(Rows from a dataset)
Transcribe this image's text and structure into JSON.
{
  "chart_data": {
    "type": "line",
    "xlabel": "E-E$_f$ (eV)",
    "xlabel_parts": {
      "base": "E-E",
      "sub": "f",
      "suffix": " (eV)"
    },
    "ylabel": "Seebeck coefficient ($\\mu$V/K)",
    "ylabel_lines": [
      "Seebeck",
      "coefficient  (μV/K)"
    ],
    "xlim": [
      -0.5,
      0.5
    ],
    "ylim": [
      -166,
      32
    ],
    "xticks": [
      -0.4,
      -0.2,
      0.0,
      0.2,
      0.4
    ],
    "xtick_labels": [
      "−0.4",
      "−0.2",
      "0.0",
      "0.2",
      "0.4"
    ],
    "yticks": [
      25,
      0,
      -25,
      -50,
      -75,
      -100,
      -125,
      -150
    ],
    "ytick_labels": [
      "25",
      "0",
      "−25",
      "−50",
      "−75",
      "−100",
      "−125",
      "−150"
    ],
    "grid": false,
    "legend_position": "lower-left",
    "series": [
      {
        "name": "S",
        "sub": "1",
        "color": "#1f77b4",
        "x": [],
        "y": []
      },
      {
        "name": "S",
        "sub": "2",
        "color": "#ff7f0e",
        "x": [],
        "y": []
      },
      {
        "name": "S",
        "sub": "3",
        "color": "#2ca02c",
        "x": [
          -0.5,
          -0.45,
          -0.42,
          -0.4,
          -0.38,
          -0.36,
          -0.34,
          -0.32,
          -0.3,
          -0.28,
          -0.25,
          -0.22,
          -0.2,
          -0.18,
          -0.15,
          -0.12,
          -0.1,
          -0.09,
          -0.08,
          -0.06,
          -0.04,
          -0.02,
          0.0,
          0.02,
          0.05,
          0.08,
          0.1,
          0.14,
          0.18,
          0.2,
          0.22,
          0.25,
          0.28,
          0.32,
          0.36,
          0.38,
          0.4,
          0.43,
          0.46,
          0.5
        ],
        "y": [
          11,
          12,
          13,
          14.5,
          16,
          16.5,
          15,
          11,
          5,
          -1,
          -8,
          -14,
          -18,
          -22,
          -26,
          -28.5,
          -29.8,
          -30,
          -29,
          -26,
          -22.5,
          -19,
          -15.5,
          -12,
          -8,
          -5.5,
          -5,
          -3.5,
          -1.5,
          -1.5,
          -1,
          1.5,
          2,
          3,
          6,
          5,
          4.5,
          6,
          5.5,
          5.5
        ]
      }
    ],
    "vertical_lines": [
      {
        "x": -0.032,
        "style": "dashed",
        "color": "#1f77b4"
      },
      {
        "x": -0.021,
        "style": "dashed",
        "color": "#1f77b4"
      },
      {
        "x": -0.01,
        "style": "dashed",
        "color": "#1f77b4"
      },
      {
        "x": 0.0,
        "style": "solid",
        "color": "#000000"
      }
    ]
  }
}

## WHAT TO WORK ON
Print the material verbatim, all of it.

## WRITTEN RESPONSE
Transcribe this image's text and structure into JSON.
{
  "chart_data": {
    "type": "line",
    "xlabel": "E-E$_f$ (eV)",
    "xlabel_parts": {
      "base": "E-E",
      "sub": "f",
      "suffix": " (eV)"
    },
    "ylabel": "Seebeck coefficient ($\\mu$V/K)",
    "ylabel_lines": [
      "Seebeck",
      "coefficient  (μV/K)"
    ],
    "xlim": [
      -0.5,
      0.5
    ],
    "ylim": [
      -166,
      32
    ],
    "xticks": [
      -0.4,
      -0.2,
      0.0,
      0.2,
      0.4
    ],
    "xtick_labels": [
      "−0.4",
      "−0.2",
      "0.0",
      "0.2",
      "0.4"
    ],
    "yticks": [
      25,
      0,
      -25,
      -50,
      -75,
      -100,
      -125,
      -150
    ],
    "ytick_labels": [
      "25",
      "0",
      "−25",
      "−50",
      "−75",
      "−100",
      "−125",
      "−150"
    ],
    "grid": false,
    "legend_position": "lower-left",
    "series": [
      {
        "name": "S",
        "sub": "1",
        "color": "#1f77b4",
        "x": [],
        "y": []
      },
      {
        "name": "S",
        "sub": "2",
        "color": "#ff7f0e",
        "x": [],
        "y": []
      },
      {
        "name": "S",
        "sub": "3",
        "color": "#2ca02c",
        "x": [
          -0.5,
          -0.45,
          -0.42,
          -0.4,
          -0.38,
          -0.36,
          -0.34,
          -0.32,
          -0.3,
          -0.28,
          -0.25,
          -0.22,
          -0.2,
          -0.18,
          -0.15,
          -0.12,
          -0.1,
          -0.09,
          -0.08,
          -0.06,
          -0.04,
          -0.02,
          0.0,
          0.02,
          0.05,
          0.08,
          0.1,
          0.14,
          0.18,
          0.2,
          0.22,
          0.25,
          0.28,
          0.32,
          0.36,
          0.38,
          0.4,
          0.43,
          0.46,
          0.5
        ],
        "y": [
          11,
          12,
          13,
          14.5,
          16,
          16.5,
          15,
          11,
          5,
          -1,
          -8,
          -14,
          -18,
          -22,
          -26,
          -28.5,
          -29.8,
          -30,
          -29,
          -26,
          -22.5,
          -19,
          -15.5,
          -12,
          -8,
          -5.5,
          -5,
          -3.5,
          -1.5,
          -1.5,
          -1,
          1.5,
          2,
          3,
          6,
          5,
          4.5,
          6,
          5.5,
          5.5
        ]
      }
    ],
    "vertical_lines": [
      {
        "x": -0.032,
        "style": "dashed",
        "color": "#1f77b4"
      },
      {
        "x": -0.021,
        "style": "dashed",
        "color": "#1f77b4"
      },
      {
        "x": -0.01,
        "style": "dashed",
        "color": "#1f77b4"
      },
      {
        "x": 0.0,
        "style": "solid",
        "color": "#000000"
      }
    ]
  }
}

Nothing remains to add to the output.